WRITTEN PROBLEM: Scan the data. Collect each line that contains the word "Heikinkuja".
++++++++++
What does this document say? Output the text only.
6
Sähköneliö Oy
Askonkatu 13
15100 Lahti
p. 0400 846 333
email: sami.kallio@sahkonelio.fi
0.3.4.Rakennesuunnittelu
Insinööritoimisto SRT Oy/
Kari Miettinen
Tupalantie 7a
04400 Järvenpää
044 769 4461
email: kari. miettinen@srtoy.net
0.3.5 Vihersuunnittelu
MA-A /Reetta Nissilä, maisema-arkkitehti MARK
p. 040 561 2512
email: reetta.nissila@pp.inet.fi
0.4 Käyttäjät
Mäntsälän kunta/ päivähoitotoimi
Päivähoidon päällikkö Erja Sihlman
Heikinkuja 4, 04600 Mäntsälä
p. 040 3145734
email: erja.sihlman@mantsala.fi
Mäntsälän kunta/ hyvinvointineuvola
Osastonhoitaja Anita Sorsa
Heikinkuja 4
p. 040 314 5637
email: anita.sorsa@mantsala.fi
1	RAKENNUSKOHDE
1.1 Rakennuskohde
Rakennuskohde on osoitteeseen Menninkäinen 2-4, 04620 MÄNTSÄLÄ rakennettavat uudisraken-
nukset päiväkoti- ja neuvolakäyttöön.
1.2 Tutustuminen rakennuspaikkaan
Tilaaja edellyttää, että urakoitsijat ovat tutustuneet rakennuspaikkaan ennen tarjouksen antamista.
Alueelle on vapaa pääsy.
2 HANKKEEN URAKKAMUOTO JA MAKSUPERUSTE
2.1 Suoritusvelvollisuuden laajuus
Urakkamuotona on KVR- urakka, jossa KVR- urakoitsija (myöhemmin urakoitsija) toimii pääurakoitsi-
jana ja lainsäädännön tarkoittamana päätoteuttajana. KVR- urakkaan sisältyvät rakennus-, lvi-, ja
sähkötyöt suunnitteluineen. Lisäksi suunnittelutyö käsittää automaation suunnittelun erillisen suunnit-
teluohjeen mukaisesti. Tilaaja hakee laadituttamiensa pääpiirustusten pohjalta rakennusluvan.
++++++++++
WRITTEN SOLUTION:
Heikinkuja 4, 04600 Mäntsälä
Heikinkuja 4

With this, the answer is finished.